[Collected data]
--- begin ---

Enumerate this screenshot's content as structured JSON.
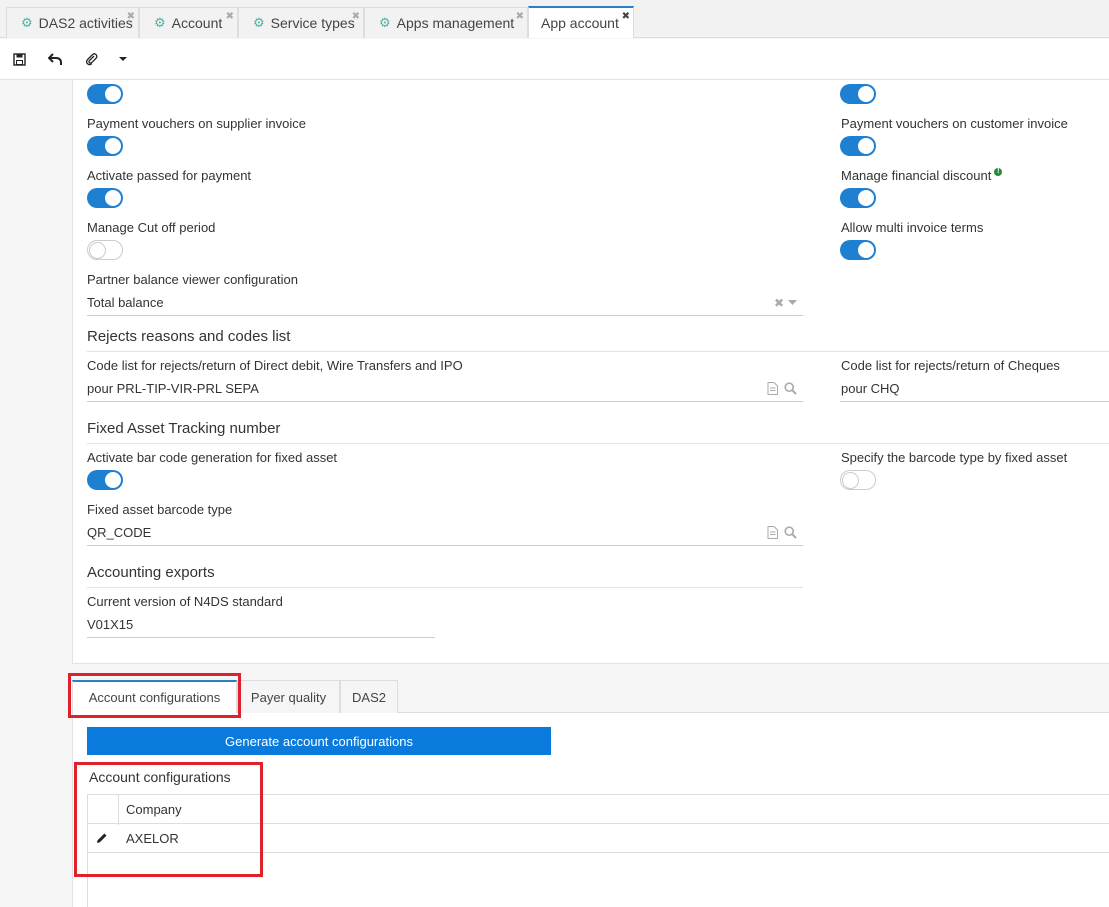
{
  "tabs": [
    {
      "label": "DAS2 activities",
      "icon": "gear-icon",
      "active": false
    },
    {
      "label": "Account",
      "icon": "gear-icon",
      "active": false
    },
    {
      "label": "Service types",
      "icon": "gear-icon",
      "active": false
    },
    {
      "label": "Apps management",
      "icon": "gear-icon",
      "active": false
    },
    {
      "label": "App account",
      "icon": "",
      "active": true
    }
  ],
  "toolbar": {
    "icons": [
      "save-icon",
      "undo-icon",
      "attachment-icon",
      "caret-down-icon"
    ]
  },
  "form": {
    "top_left_toggle": true,
    "top_right_toggle": true,
    "payment_vouchers_supplier": {
      "label": "Payment vouchers on supplier invoice",
      "value": true
    },
    "payment_vouchers_customer": {
      "label": "Payment vouchers on customer invoice",
      "value": true
    },
    "activate_passed": {
      "label": "Activate passed for payment",
      "value": true
    },
    "manage_financial_discount": {
      "label": "Manage financial discount",
      "value": true
    },
    "manage_cut_off": {
      "label": "Manage Cut off period",
      "value": false
    },
    "allow_multi_invoice_terms": {
      "label": "Allow multi invoice terms",
      "value": true
    },
    "partner_balance": {
      "label": "Partner balance viewer configuration",
      "value": "Total balance"
    },
    "rejects_section": "Rejects reasons and codes list",
    "code_list_direct_debit": {
      "label": "Code list for rejects/return of Direct debit, Wire Transfers and IPO",
      "value": "pour PRL-TIP-VIR-PRL SEPA"
    },
    "code_list_cheques": {
      "label": "Code list for rejects/return of Cheques",
      "value": "pour CHQ"
    },
    "fixed_asset_section": "Fixed Asset Tracking number",
    "activate_barcode": {
      "label": "Activate bar code generation for fixed asset",
      "value": true
    },
    "specify_barcode": {
      "label": "Specify the barcode type by fixed asset",
      "value": false
    },
    "fixed_asset_barcode_type": {
      "label": "Fixed asset barcode type",
      "value": "QR_CODE"
    },
    "accounting_exports_section": "Accounting exports",
    "n4ds_version": {
      "label": "Current version of N4DS standard",
      "value": "V01X15"
    }
  },
  "bottom_tabs": [
    {
      "label": "Account configurations",
      "active": true
    },
    {
      "label": "Payer quality",
      "active": false
    },
    {
      "label": "DAS2",
      "active": false
    }
  ],
  "generate_button": "Generate account configurations",
  "account_configurations": {
    "title": "Account configurations",
    "columns": [
      "Company"
    ],
    "rows": [
      {
        "company": "AXELOR"
      }
    ]
  },
  "colors": {
    "accent": "#1f7fd1",
    "highlight": "#e0202a"
  }
}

--- end ---

Exact duplication of all the records is required; pictures are omitted from the copy.

Enumerate this screenshot's content as structured JSON.
{
  "tabs": [
    {
      "label": "DAS2 activities",
      "icon": "gear-icon",
      "active": false
    },
    {
      "label": "Account",
      "icon": "gear-icon",
      "active": false
    },
    {
      "label": "Service types",
      "icon": "gear-icon",
      "active": false
    },
    {
      "label": "Apps management",
      "icon": "gear-icon",
      "active": false
    },
    {
      "label": "App account",
      "icon": "",
      "active": true
    }
  ],
  "toolbar": {
    "icons": [
      "save-icon",
      "undo-icon",
      "attachment-icon",
      "caret-down-icon"
    ]
  },
  "form": {
    "top_left_toggle": true,
    "top_right_toggle": true,
    "payment_vouchers_supplier": {
      "label": "Payment vouchers on supplier invoice",
      "value": true
    },
    "payment_vouchers_customer": {
      "label": "Payment vouchers on customer invoice",
      "value": true
    },
    "activate_passed": {
      "label": "Activate passed for payment",
      "value": true
    },
    "manage_financial_discount": {
      "label": "Manage financial discount",
      "value": true
    },
    "manage_cut_off": {
      "label": "Manage Cut off period",
      "value": false
    },
    "allow_multi_invoice_terms": {
      "label": "Allow multi invoice terms",
      "value": true
    },
    "partner_balance": {
      "label": "Partner balance viewer configuration",
      "value": "Total balance"
    },
    "rejects_section": "Rejects reasons and codes list",
    "code_list_direct_debit": {
      "label": "Code list for rejects/return of Direct debit, Wire Transfers and IPO",
      "value": "pour PRL-TIP-VIR-PRL SEPA"
    },
    "code_list_cheques": {
      "label": "Code list for rejects/return of Cheques",
      "value": "pour CHQ"
    },
    "fixed_asset_section": "Fixed Asset Tracking number",
    "activate_barcode": {
      "label": "Activate bar code generation for fixed asset",
      "value": true
    },
    "specify_barcode": {
      "label": "Specify the barcode type by fixed asset",
      "value": false
    },
    "fixed_asset_barcode_type": {
      "label": "Fixed asset barcode type",
      "value": "QR_CODE"
    },
    "accounting_exports_section": "Accounting exports",
    "n4ds_version": {
      "label": "Current version of N4DS standard",
      "value": "V01X15"
    }
  },
  "bottom_tabs": [
    {
      "label": "Account configurations",
      "active": true
    },
    {
      "label": "Payer quality",
      "active": false
    },
    {
      "label": "DAS2",
      "active": false
    }
  ],
  "generate_button": "Generate account configurations",
  "account_configurations": {
    "title": "Account configurations",
    "columns": [
      "Company"
    ],
    "rows": [
      {
        "company": "AXELOR"
      }
    ]
  },
  "colors": {
    "accent": "#1f7fd1",
    "highlight": "#e0202a"
  }
}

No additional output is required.